__TASK INSTRUCTIONS__: In the entries, find all lines that hold the word "mnoho" and copy them.

------

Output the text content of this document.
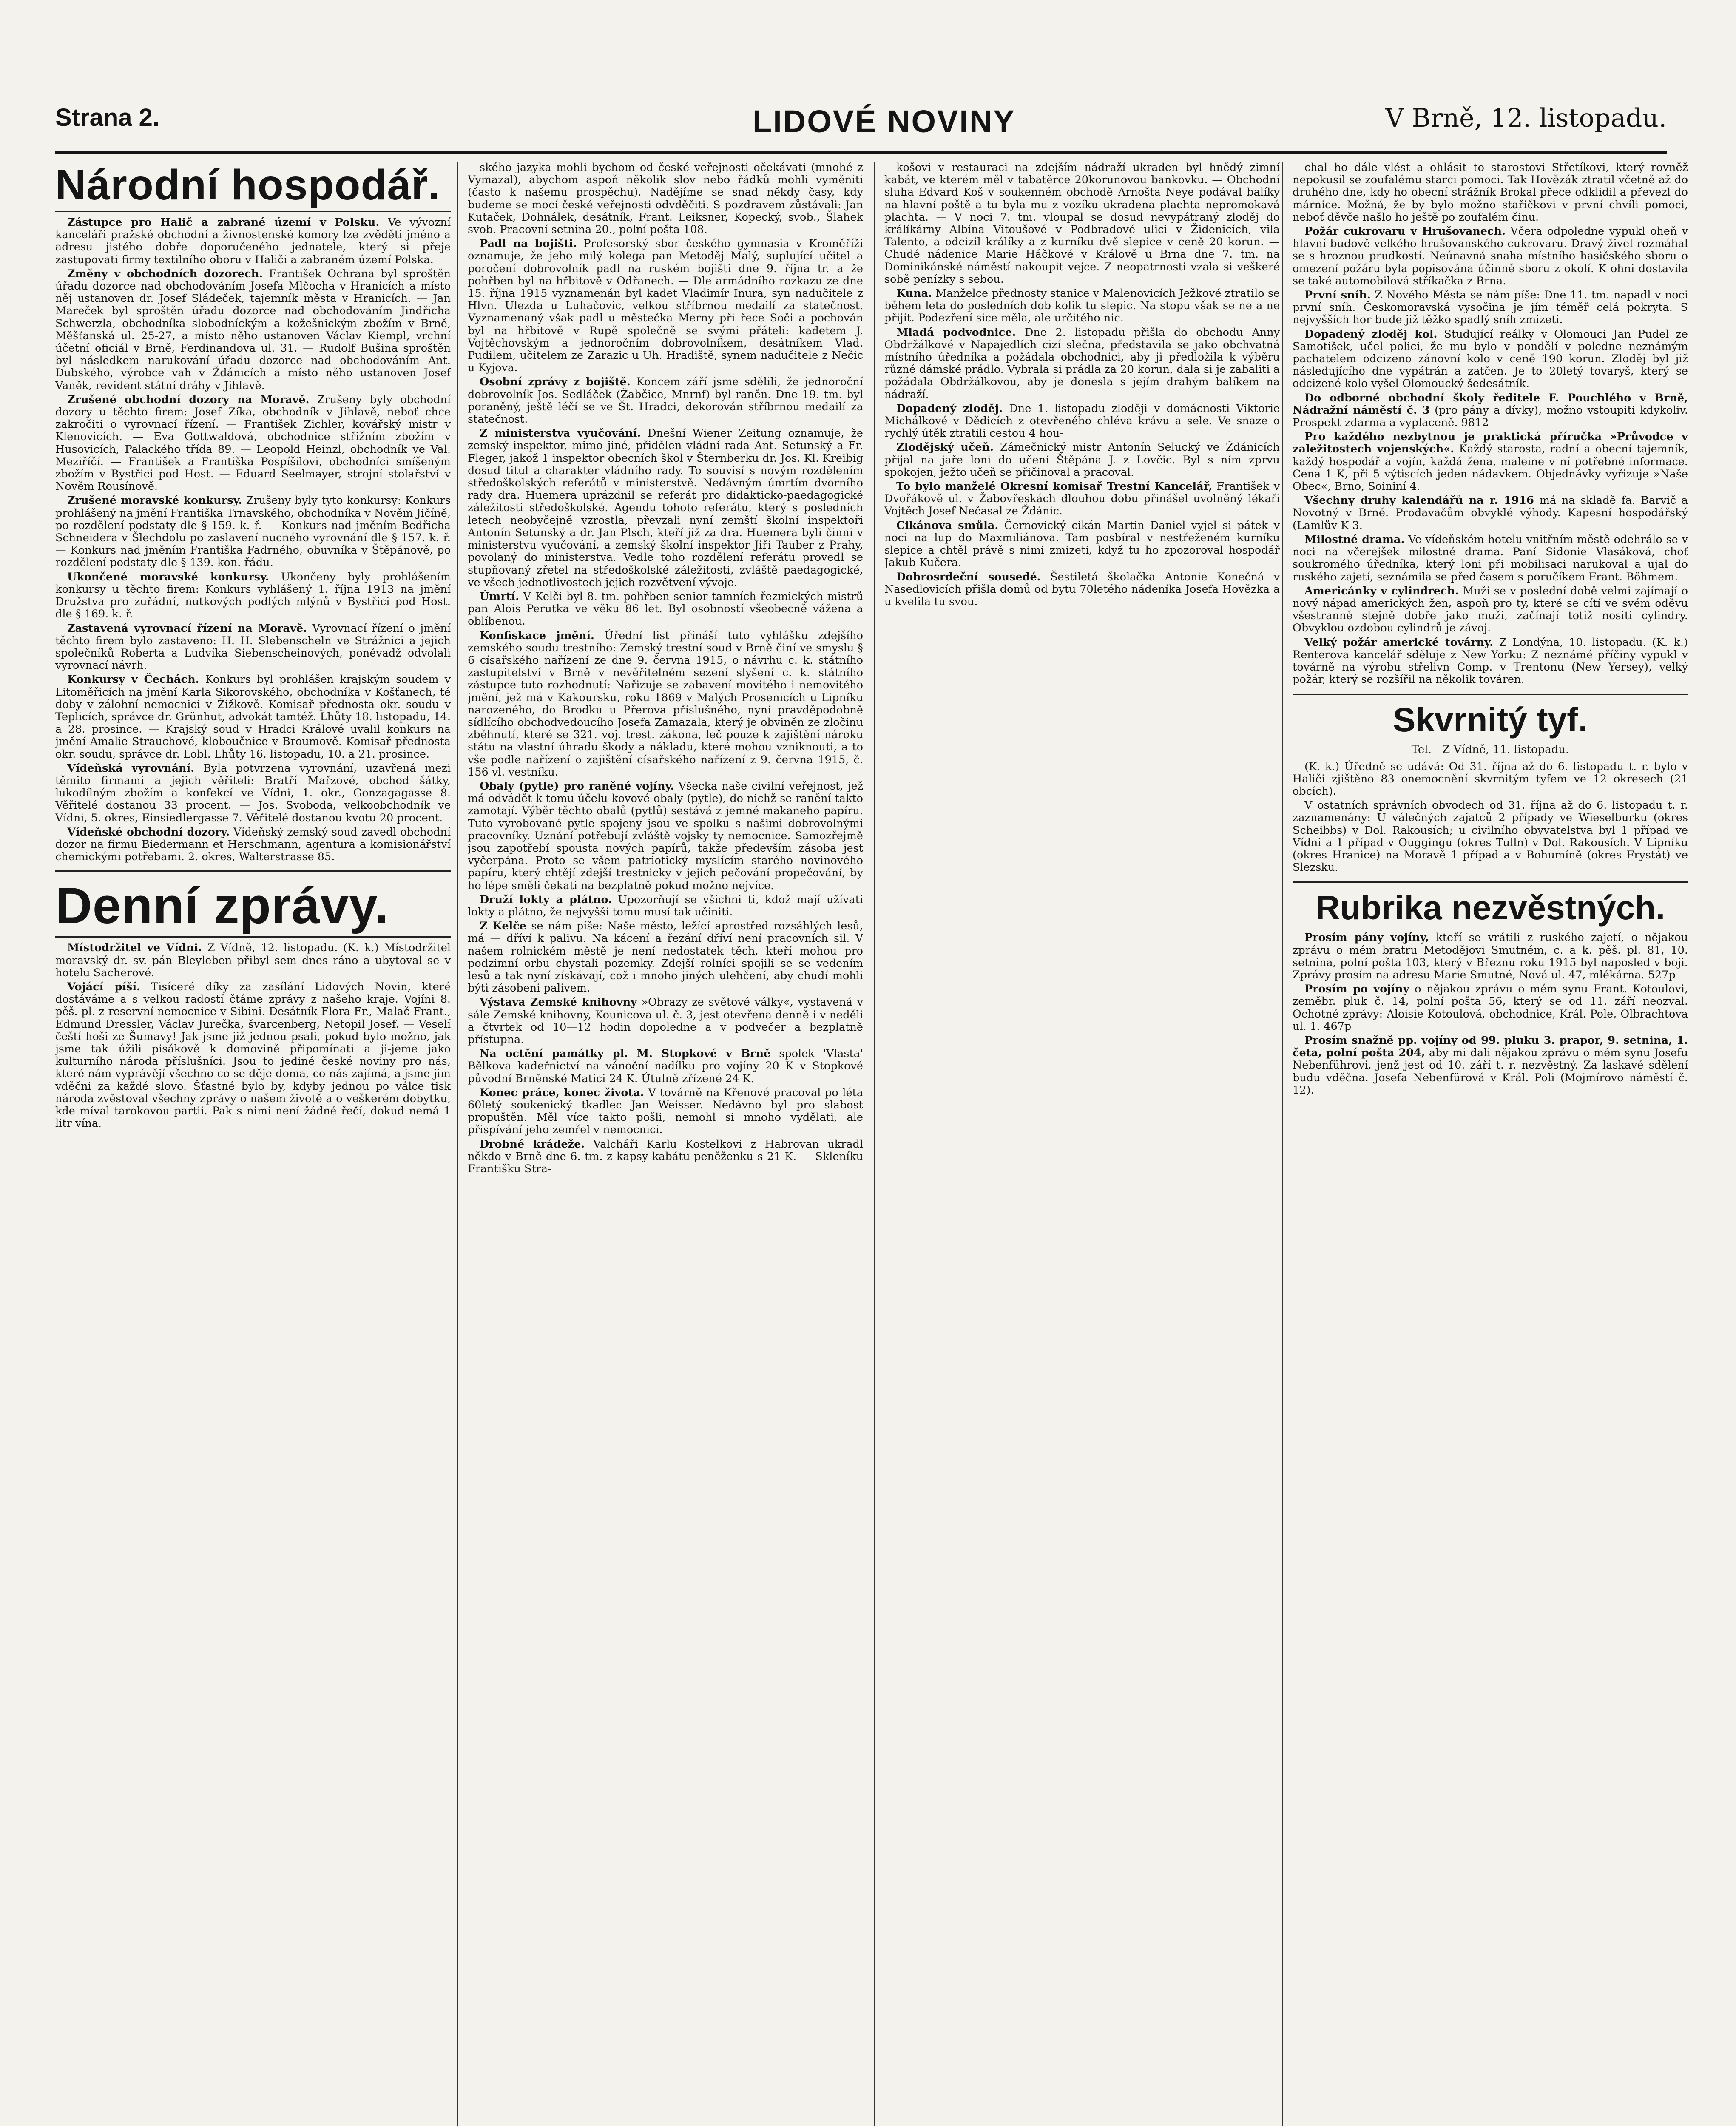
Strana 2.	LIDOVÉ NOVINY	V Brně, 12. listopadu.
Národní hospodář.

Zástupce pro Halič a zabrané území v Polsku. Ve vývozní kanceláři pražské obchodní a živnostenské komory lze zvěděti jméno a adresu jistého dobře doporučeného jednatele, který si přeje zastupovati firmy textilního oboru v Haliči a zabraném území Polska.

Změny v obchodních dozorech. František Ochrana byl sproštěn úřadu dozorce nad obchodováním Josefa Mlčocha v Hranicích a místo něj ustanoven dr. Josef Sládeček, tajemník města v Hranicích. — Jan Mareček byl sproštěn úřadu dozorce nad obchodováním Jindřicha Schwerzla, obchodníka slobodníckým a kožešnickým zbožím v Brně, Měšťanská ul. 25-27, a místo něho ustanoven Václav Kiempl, vrchní účetní oficiál v Brně, Ferdinandova ul. 31. — Rudolf Bušina sproštěn byl následkem narukování úřadu dozorce nad obchodováním Ant. Dubského, výrobce vah v Ždánicích a místo něho ustanoven Josef Vaněk, revident státní dráhy v Jihlavě.

Zrušené obchodní dozory na Moravě. Zrušeny byly obchodní dozory u těchto firem: Josef Zíka, obchodník v Jihlavě, neboť chce zakročiti o vyrovnací řízení. — František Zichler, kovářský mistr v Klenovicích. — Eva Gottwaldová, obchodnice střižním zbožím v Husovicích, Palackého třída 89. — Leopold Heinzl, obchodník ve Val. Meziříčí. — František a Františka Pospíšilovi, obchodníci smíšeným zbožím v Bystřici pod Host. — Eduard Seelmayer, strojní stolařství v Nověm Rousínově.

Zrušené moravské konkursy. Zrušeny byly tyto konkursy: Konkurs prohlášený na jmění Františka Trnavského, obchodníka v Nověm Jičíně, po rozdělení podstaty dle § 159. k. ř. — Konkurs nad jměním Bedřicha Schneidera v Šlechdolu po zaslavení nucného vyrovnání dle § 157. k. ř. — Konkurs nad jměním Františka Fadrného, obuvníka v Štěpánově, po rozdělení podstaty dle § 139. kon. řádu.

Ukončené moravské konkursy. Ukončeny byly prohlášením konkursy u těchto firem: Konkurs vyhlášený 1. října 1913 na jmění Družstva pro zuřádní, nutkových podlých mlýnů v Bystřici pod Host. dle § 169. k. ř.

Zastavená vyrovnací řízení na Moravě. Vyrovnací řízení o jmění těchto firem bylo zastaveno: H. H. Slebenscheln ve Strážnici a jejich společníků Roberta a Ludvíka Siebenscheinových, poněvadž odvolali vyrovnací návrh.

Konkursy v Čechách. Konkurs byl prohlášen krajským soudem v Litoměřicích na jmění Karla Sikorovského, obchodníka v Košťanech, té doby v zálohní nemocnici v Žižkově. Komisař přednosta okr. soudu v Teplicích, správce dr. Grünhut, advokát tamtéž. Lhůty 18. listopadu, 14. a 28. prosince. — Krajský soud v Hradci Králové uvalil konkurs na jmění Amalie Strauchové, kloboučnice v Broumově. Komisař přednosta okr. soudu, správce dr. Lobl. Lhůty 16. listopadu, 10. a 21. prosince.

Vídeňská vyrovnání. Byla potvrzena vyrovnání, uzavřená mezi těmito firmami a jejich věřiteli: Bratří Mařzové, obchod šátky, lukodílným zbožím a konfekcí ve Vídni, 1. okr., Gonzagagasse 8. Věřitelé dostanou 33 procent. — Jos. Svoboda, velkoobchodník ve Vídni, 5. okres, Einsiedlergasse 7. Věřitelé dostanou kvotu 20 procent.

Vídeňské obchodní dozory. Vídeňský zemský soud zavedl obchodní dozor na firmu Biedermann et Herschmann, agentura a komisionářství chemickými potřebami. 2. okres, Walterstrasse 85.

Denní zprávy.

Místodržitel ve Vídni. Z Vídně, 12. listopadu. (K. k.) Místodržitel moravský dr. sv. pán Bleyleben přibyl sem dnes ráno a ubytoval se v hotelu Sacherové.

Vojácí píší. Tisíceré díky za zasílání Lidových Novin, které dostáváme a s velkou radostí čtáme zprávy z našeho kraje. Vojíni 8. pěš. pl. z reservní nemocnice v Sibini. Desátník Flora Fr., Malač Frant., Edmund Dressler, Václav Jurečka, švarcenberg, Netopil Josef. — Veselí čeští hoši ze Šumavy! Jak jsme již jednou psali, pokud bylo možno, jak jsme tak úžili pisákově k domovině připomínati a ji-jeme jako kulturního národa příslušníci. Jsou to jediné české noviny pro nás, které nám vyprávějí všechno co se děje doma, co nás zajímá, a jsme jim vděčni za každé slovo. Šťastné bylo by, kdyby jednou po válce tisk národa zvěstoval všechny zprávy o našem životě a o veškerém dobytku, kde míval tarokovou partii. Pak s nimi není žádné řečí, dokud nemá 1 litr vína.

ského jazyka mohli bychom od české veřejnosti očekávati (mnohé z Vymazal), abychom aspoň několik slov nebo řádků mohli vyměniti (často k našemu prospěchu). Nadějíme se snad někdy časy, kdy budeme se mocí české veřejnosti odvděčiti. S pozdravem zůstávali: Jan Kutaček, Dohnálek, desátník, Frant. Leiksner, Kopecký, svob., Šlahek svob. Pracovní setnina 20., polní pošta 108.

Padl na bojišti. Profesorský sbor českého gymnasia v Kroměříži oznamuje, že jeho milý kolega pan Metoděj Malý, suplující učitel a poročení dobrovolník padl na ruském bojišti dne 9. října tr. a že pohřben byl na hřbitově v Odřanech. — Dle armádního rozkazu ze dne 15. října 1915 vyznamenán byl kadet Vladimír Inura, syn nadučitele z Hlvn. Ulezda u Luhačovic, velkou stříbrnou medailí za statečnost. Vyznamenaný však padl u městečka Merny při řece Soči a pochován byl na hřbitově v Rupě společně se svými přáteli: kadetem J. Vojtěchovským a jednoročním dobrovolníkem, desátníkem Vlad. Pudilem, učitelem ze Zarazic u Uh. Hradiště, synem nadučitele z Nečic u Kyjova.

Osobní zprávy z bojiště. Koncem září jsme sdělili, že jednoroční dobrovolník Jos. Sedláček (Žabčice, Mnrnf) byl raněn. Dne 19. tm. byl poraněný, ještě léčí se ve Št. Hradci, dekorován stříbrnou medailí za statečnost.

Z ministerstva vyučování. Dnešní Wiener Zeitung oznamuje, že zemský inspektor, mimo jiné, přidělen vládní rada Ant. Setunský a Fr. Fleger, jakož 1 inspektor obecních škol v Šternberku dr. Jos. Kl. Kreibig dosud titul a charakter vládního rady. To souvisí s novým rozdělením středoškolských referátů v ministerstvě. Nedávným úmrtím dvorního rady dra. Huemera uprázdnil se referát pro didakticko-paedagogické záležitosti středoškolské. Agendu tohoto referátu, který s posledních letech neobyčejně vzrostla, převzali nyní zemští školní inspektoři Antonín Setunský a dr. Jan Plsch, kteří již za dra. Huemera byli činni v ministerstvu vyučování, a zemský školní inspektor Jiří Tauber z Prahy, povolaný do ministerstva. Vedle toho rozdělení referátu provedl se stupňovaný zřetel na středoškolské záležitosti, zvláště paedagogické, ve všech jednotlivostech jejich rozvětvení vývoje.

Úmrtí. V Kelči byl 8. tm. pohřben senior tamních řezmických mistrů pan Alois Perutka ve věku 86 let. Byl osobností všeobecně vážena a oblíbenou.

Konfiskace jmění. Úřední list přináší tuto vyhlášku zdejšího zemského soudu trestního: Zemský trestní soud v Brně činí ve smyslu § 6 císařského nařízení ze dne 9. června 1915, o návrhu c. k. státního zastupitelství v Brně v nevěřitelném sezení slyšení c. k. státního zástupce tuto rozhodnutí: Nařizuje se zabavení movitého i nemovitého jmění, jež má v Kakoursku, roku 1869 v Malých Prosenicích u Lipníku narozeného, do Brodku u Přerova příslušného, nyní pravděpodobně sídlícího obchodvedoucího Josefa Zamazala, který je obviněn ze zločinu zběhnutí, které se 321. voj. trest. zákona, leč pouze k zajištění nároku státu na vlastní úhradu škody a nákladu, které mohou vzniknouti, a to vše podle nařízení o zajištění císařského nařízení z 9. června 1915, č. 156 vl. vestníku.

Obaly (pytle) pro raněné vojíny. Všecka naše civilní veřejnost, jež má odvádět k tomu účelu kovové obaly (pytle), do nichž se ranění takto zamotají. Výběr těchto obalů (pytlů) sestává z jemné makaneho papíru. Tuto vyrobované pytle spojeny jsou ve spolku s našimi dobrovolnými pracovníky. Uznání potřebují zvláště vojsky ty nemocnice. Samozřejmě jsou zapotřebí spousta nových papírů, takže především zásoba jest vyčerpána. Proto se všem patriotický myslícím starého novinového papíru, který chtějí zdejší trestnicky v jejich pečování propečování, by ho lépe směli čekati na bezplatně pokud možno nejvíce.

Druží lokty a plátno. Upozorňují se všichni ti, kdož mají užívati lokty a plátno, že nejvyšší tomu musí tak učiniti.

Z Kelče se nám píše: Naše město, ležící aprostřed rozsáhlých lesů, má — dříví k palivu. Na kácení a řezání dříví není pracovních sil. V našem rolnickém městě je není nedostatek těch, kteří mohou pro podzimní orbu chystali pozemky. Zdejší rolníci spojili se se vedením lesů a tak nyní získávají, což i mnoho jiných ulehčení, aby chudí mohli býti zásobeni palivem.

Výstava Zemské knihovny »Obrazy ze světové války«, vystavená v sále Zemské knihovny, Kounicova ul. č. 3, jest otevřena denně i v neděli a čtvrtek od 10—12 hodin dopoledne a v podvečer a bezplatně přístupna.

Na octění památky pl. M. Stopkové v Brně spolek 'Vlasta' Bělkova kadeřnictví na vánoční nadílku pro vojíny 20 K v Stopkové původní Brněnské Matici 24 K. Útulně zřízené 24 K.

Konec práce, konec života. V továrně na Křenové pracoval po léta 60letý soukenický tkadlec Jan Weisser. Nedávno byl pro slabost propuštěn. Měl více takto pošli, nemohl si mnoho vydělati, ale přispívání jeho zemřel v nemocnici.

Drobné krádeže. Valcháři Karlu Kostelkovi z Habrovan ukradl někdo v Brně dne 6. tm. z kapsy kabátu peněženku s 21 K. — Skleníku Františku Stra-

košovi v restauraci na zdejším nádraží ukraden byl hnědý zimní kabát, ve kterém měl v tabatěrce 20korunovou bankovku. — Obchodní sluha Edvard Koš v soukenném obchodě Arnošta Neye podával balíky na hlavní poště a tu byla mu z vozíku ukradena plachta nepromokavá plachta. — V noci 7. tm. vloupal se dosud nevypátraný zloděj do králíkárny Albína Vitoušové v Podbradové ulici v Židenicích, vila Talento, a odcizil králíky a z kurníku dvě slepice v ceně 20 korun. — Chudé nádenice Marie Háčkové v Králově u Brna dne 7. tm. na Dominikánské náměstí nakoupit vejce. Z neopatrnosti vzala si veškeré sobě penízky s sebou.

Kuna. Manželce přednosty stanice v Malenovicích Ježkové ztratilo se během leta do posledních dob kolik tu slepic. Na stopu však se ne a ne přijít. Podezření sice měla, ale určitého nic.

Mladá podvodnice. Dne 2. listopadu přišla do obchodu Anny Obdržálkové v Napajedlích cizí slečna, představila se jako obchvatná místního úředníka a požádala obchodnici, aby ji předložila k výběru různé dámské prádlo. Vybrala si prádla za 20 korun, dala si je zabaliti a požádala Obdržálkovou, aby je donesla s jejím drahým balíkem na nádraží.

Dopadený zloděj. Dne 1. listopadu zloději v domácnosti Viktorie Michálkové v Dědicích z otevřeného chléva krávu a sele. Ve snaze o rychlý útěk ztratili cestou 4 hou-

Zlodějský učeň. Zámečnický mistr Antonín Selucký ve Ždánicích přijal na jaře loni do učení Štěpána J. z Lovčic. Byl s ním zprvu spokojen, ježto učeň se přičinoval a pracoval.

To bylo manželé Okresní komisař Trestní Kancelář, František v Dvořákově ul. v Žabovřeskách dlouhou dobu přinášel uvolněný lékaři Vojtěch Josef Nečasal ze Ždánic.

Cikánova smůla. Černovický cikán Martin Daniel vyjel si pátek v noci na lup do Maxmiliánova. Tam posbíral v nestřeženém kurníku slepice a chtěl právě s nimi zmizeti, když tu ho zpozoroval hospodář Jakub Kučera.

Dobrosrdeční sousedé. Šestiletá školačka Antonie Konečná v Nasedlovicích přišla domů od bytu 70letého nádeníka Josefa Hovězka a u kvelila tu svou.

chal ho dále vlést a ohlásit to starostovi Střetíkovi, který rovněž nepokusil se zoufalému starci pomoci. Tak Hovězák ztratil včetně až do druhého dne, kdy ho obecní strážník Brokal přece odklidil a převezl do márnice. Možná, že by bylo možno stařičkovi v první chvíli pomoci, neboť děvče našlo ho ještě po zoufalém činu.

Požár cukrovaru v Hrušovanech. Včera odpoledne vypukl oheň v hlavní budově velkého hrušovanského cukrovaru. Dravý živel rozmáhal se s hroznou prudkostí. Neúnavná snaha místního hasičského sboru o omezení požáru byla popisována účinně sboru z okolí. K ohni dostavila se také automobilová stříkačka z Brna.

První sníh. Z Nového Města se nám píše: Dne 11. tm. napadl v noci první sníh. Českomoravská vysočina je jím téměř celá pokryta. S nejvyšších hor bude již těžko spadlý sníh zmizeti.

Dopadený zloděj kol. Studující reálky v Olomouci Jan Pudel ze Samotišek, učel polici, že mu bylo v pondělí v poledne neznámým pachatelem odcizeno zánovní kolo v ceně 190 korun. Zloděj byl již následujícího dne vypátrán a zatčen. Je to 20letý tovaryš, který se odcizené kolo vyšel Olomoucký šedesátník.

Do odborné obchodní školy ředitele F. Pouchlého v Brně, Nádražní náměstí č. 3 (pro pány a dívky), možno vstoupiti kdykoliv. Prospekt zdarma a vyplaceně. 9812

Pro každého nezbytnou je praktická příručka »Průvodce v zaležitostech vojenských«. Každý starosta, radní a obecní tajemník, každý hospodář a vojín, každá žena, maleine v ní potřebné informace. Cena 1 K, při 5 výtiscích jeden nádavkem. Objednávky vyřizuje »Naše Obec«, Brno, Soininí 4.

Všechny druhy kalendářů na r. 1916 má na skladě fa. Barvič a Novotný v Brně. Prodavačům obvyklé výhody. Kapesní hospodářský (Lamlův K 3.

Milostné drama. Ve vídeňském hotelu vnitřním městě odehrálo se v noci na včerejšek milostné drama. Paní Sidonie Vlasáková, choť soukromého úředníka, který loni při mobilisaci narukoval a ujal do ruského zajetí, seznámila se před časem s poručíkem Frant. Böhmem.

Americánky v cylindrech. Muži se v poslední době velmi zajímají o nový nápad amerických žen, aspoň pro ty, které se cítí ve svém oděvu všestranně stejně dobře jako muži, začínají totiž nositi cylindry. Obvyklou ozdobou cylindrů je závoj.

Velký požár americké továrny. Z Londýna, 10. listopadu. (K. k.) Renterova kancelář sděluje z New Yorku: Z neznámé příčiny vypukl v továrně na výrobu střelivn Comp. v Trentonu (New Yersey), velký požár, který se rozšířil na několik továren.

Skvrnitý tyf.
Tel. - Z Vídně, 11. listopadu.

(K. k.) Úředně se udává: Od 31. října až do 6. listopadu t. r. bylo v Haliči zjištěno 83 onemocnění skvrnitým tyfem ve 12 okresech (21 obcích).

V ostatních správních obvodech od 31. října až do 6. listopadu t. r. zaznamenány: U válečných zajatců 2 případy ve Wieselburku (okres Scheibbs) v Dol. Rakousích; u civilního obyvatelstva byl 1 případ ve Vídni a 1 případ v Ouggingu (okres Tulln) v Dol. Rakousích. V Lipníku (okres Hranice) na Moravě 1 případ a v Bohumíně (okres Frystát) ve Slezsku.

Rubrika nezvěstných.

Prosím pány vojíny, kteří se vrátili z ruského zajetí, o nějakou zprávu o mém bratru Metodějovi Smutném, c. a k. pěš. pl. 81, 10. setnina, polní pošta 103, který v Březnu roku 1915 byl naposled v boji. Zprávy prosím na adresu Marie Smutné, Nová ul. 47, mlékárna. 527p

Prosím po vojíny o nějakou zprávu o mém synu Frant. Kotoulovi, zeměbr. pluk č. 14, polní pošta 56, který se od 11. září neozval. Ochotné zprávy: Aloisie Kotoulová, obchodnice, Král. Pole, Olbrachtova ul. 1. 467p

Prosím snažně pp. vojíny od 99. pluku 3. prapor, 9. setnina, 1. četa, polní pošta 204, aby mi dali nějakou zprávu o mém synu Josefu Nebenführovi, jenž jest od 10. září t. r. nezvěstný. Za laskavé sdělení budu vděčna. Josefa Nebenfürová v Král. Poli (Mojmírovo náměstí č. 12).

------

__OUTPUT__:
Z Kelče se nám píše: Naše město, ležící aprostřed rozsáhlých lesů, má — dříví k palivu. Na kácení a řezání dříví není pracovních sil. V našem rolnickém městě je není nedostatek těch, kteří mohou pro podzimní orbu chystali pozemky. Zdejší rolníci spojili se se vedením lesů a tak nyní získávají, což i mnoho jiných ulehčení, aby chudí mohli býti zásobeni palivem.
Konec práce, konec života. V továrně na Křenové pracoval po léta 60letý soukenický tkadlec Jan Weisser. Nedávno byl pro slabost propuštěn. Měl více takto pošli, nemohl si mnoho vydělati, ale přispívání jeho zemřel v nemocnici.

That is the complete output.